**WHAT YOU NEED TO DO:**
Restate the entries below verbatim.

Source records
.....
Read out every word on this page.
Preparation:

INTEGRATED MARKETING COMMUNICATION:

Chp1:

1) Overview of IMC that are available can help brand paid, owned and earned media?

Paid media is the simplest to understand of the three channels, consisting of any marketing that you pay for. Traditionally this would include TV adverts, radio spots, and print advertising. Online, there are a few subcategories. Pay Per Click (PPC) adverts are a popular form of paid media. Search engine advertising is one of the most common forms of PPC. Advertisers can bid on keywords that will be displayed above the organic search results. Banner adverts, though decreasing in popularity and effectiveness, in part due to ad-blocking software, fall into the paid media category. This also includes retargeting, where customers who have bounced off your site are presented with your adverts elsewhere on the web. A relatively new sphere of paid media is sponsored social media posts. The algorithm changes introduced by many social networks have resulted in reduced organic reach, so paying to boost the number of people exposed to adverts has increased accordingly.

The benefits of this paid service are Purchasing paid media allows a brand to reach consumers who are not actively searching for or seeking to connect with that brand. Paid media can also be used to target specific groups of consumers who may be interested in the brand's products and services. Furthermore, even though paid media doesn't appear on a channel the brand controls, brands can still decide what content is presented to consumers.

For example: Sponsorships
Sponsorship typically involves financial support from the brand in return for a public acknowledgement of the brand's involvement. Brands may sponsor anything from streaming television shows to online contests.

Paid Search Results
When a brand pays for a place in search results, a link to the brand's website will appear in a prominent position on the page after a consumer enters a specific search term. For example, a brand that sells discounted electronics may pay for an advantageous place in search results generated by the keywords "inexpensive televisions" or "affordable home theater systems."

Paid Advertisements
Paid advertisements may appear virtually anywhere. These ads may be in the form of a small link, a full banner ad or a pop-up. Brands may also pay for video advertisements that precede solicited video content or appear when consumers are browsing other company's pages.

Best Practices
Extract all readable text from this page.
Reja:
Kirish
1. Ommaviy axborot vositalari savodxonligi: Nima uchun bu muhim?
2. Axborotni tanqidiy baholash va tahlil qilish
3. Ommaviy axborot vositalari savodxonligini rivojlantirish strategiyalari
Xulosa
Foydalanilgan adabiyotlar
.....
**RESPONSE FOR THIS EXERCISE:**
Read out every word on this page.
Preparation:

INTEGRATED MARKETING COMMUNICATION:

Chp1:

1) Overview of IMC that are available can help brand paid, owned and earned media?

Paid media is the simplest to understand of the three channels, consisting of any marketing that you pay for. Traditionally this would include TV adverts, radio spots, and print advertising. Online, there are a few subcategories. Pay Per Click (PPC) adverts are a popular form of paid media. Search engine advertising is one of the most common forms of PPC. Advertisers can bid on keywords that will be displayed above the organic search results. Banner adverts, though decreasing in popularity and effectiveness, in part due to ad-blocking software, fall into the paid media category. This also includes retargeting, where customers who have bounced off your site are presented with your adverts elsewhere on the web. A relatively new sphere of paid media is sponsored social media posts. The algorithm changes introduced by many social networks have resulted in reduced organic reach, so paying to boost the number of people exposed to adverts has increased accordingly.

The benefits of this paid service are Purchasing paid media allows a brand to reach consumers who are not actively searching for or seeking to connect with that brand. Paid media can also be used to target specific groups of consumers who may be interested in the brand's products and services. Furthermore, even though paid media doesn't appear on a channel the brand controls, brands can still decide what content is presented to consumers.

For example: Sponsorships
Sponsorship typically involves financial support from the brand in return for a public acknowledgement of the brand's involvement. Brands may sponsor anything from streaming television shows to online contests.

Paid Search Results
When a brand pays for a place in search results, a link to the brand's website will appear in a prominent position on the page after a consumer enters a specific search term. For example, a brand that sells discounted electronics may pay for an advantageous place in search results generated by the keywords "inexpensive televisions" or "affordable home theater systems."

Paid Advertisements
Paid advertisements may appear virtually anywhere. These ads may be in the form of a small link, a full banner ad or a pop-up. Brands may also pay for video advertisements that precede solicited video content or appear when consumers are browsing other company's pages.

Best Practices
Extract all readable text from this page.
Reja:
Kirish
1. Ommaviy axborot vositalari savodxonligi: Nima uchun bu muhim?
2. Axborotni tanqidiy baholash va tahlil qilish
3. Ommaviy axborot vositalari savodxonligini rivojlantirish strategiyalari
Xulosa
Foydalanilgan adabiyotlar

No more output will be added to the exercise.